● **STATED EXERCISE**: Take from the listing each line that has the string "text".

BEGIN INFORMATION PROVIDED

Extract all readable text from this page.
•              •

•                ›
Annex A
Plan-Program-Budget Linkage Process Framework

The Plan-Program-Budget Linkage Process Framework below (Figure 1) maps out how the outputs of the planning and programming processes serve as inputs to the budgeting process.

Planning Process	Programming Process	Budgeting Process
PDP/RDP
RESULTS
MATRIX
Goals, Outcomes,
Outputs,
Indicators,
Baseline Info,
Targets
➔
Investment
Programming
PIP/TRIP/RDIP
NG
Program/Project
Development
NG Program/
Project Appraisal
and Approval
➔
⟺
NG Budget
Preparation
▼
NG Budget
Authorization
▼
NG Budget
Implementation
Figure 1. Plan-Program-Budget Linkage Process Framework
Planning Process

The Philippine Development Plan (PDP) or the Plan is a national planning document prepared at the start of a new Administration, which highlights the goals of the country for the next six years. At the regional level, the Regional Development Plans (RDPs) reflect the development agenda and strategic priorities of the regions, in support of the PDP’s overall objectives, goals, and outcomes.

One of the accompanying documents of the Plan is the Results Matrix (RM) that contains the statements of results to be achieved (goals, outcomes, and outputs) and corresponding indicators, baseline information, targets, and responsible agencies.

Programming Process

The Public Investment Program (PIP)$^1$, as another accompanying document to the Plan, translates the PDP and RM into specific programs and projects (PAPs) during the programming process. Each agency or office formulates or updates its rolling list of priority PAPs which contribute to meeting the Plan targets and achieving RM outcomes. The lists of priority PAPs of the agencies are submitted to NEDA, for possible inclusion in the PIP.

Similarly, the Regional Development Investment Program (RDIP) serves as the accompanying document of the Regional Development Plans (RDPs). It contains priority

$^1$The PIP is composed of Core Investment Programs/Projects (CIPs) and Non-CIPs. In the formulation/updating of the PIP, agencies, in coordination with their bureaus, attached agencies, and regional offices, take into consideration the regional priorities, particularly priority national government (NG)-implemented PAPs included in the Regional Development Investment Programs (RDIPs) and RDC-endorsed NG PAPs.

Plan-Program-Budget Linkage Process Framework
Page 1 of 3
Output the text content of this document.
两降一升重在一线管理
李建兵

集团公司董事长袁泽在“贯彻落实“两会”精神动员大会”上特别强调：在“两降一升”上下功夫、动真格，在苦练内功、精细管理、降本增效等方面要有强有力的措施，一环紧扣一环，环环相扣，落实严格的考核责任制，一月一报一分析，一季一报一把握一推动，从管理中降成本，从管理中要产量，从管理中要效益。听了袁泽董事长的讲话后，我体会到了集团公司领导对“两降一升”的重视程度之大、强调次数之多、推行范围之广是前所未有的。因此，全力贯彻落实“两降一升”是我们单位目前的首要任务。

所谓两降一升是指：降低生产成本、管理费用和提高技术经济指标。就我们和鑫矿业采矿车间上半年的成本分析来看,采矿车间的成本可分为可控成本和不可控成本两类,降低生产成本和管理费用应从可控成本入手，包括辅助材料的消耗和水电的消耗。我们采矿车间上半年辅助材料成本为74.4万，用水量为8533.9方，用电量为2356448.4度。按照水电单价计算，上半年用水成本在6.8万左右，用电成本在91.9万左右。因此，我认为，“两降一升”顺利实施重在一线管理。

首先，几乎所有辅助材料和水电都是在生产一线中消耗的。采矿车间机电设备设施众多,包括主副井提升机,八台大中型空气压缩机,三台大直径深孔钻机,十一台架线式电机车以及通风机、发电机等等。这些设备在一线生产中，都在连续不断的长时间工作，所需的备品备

END INFORMATION PROVIDED

● **OUTPUT**:
Extract all readable text from this page.
Output the text content of this document.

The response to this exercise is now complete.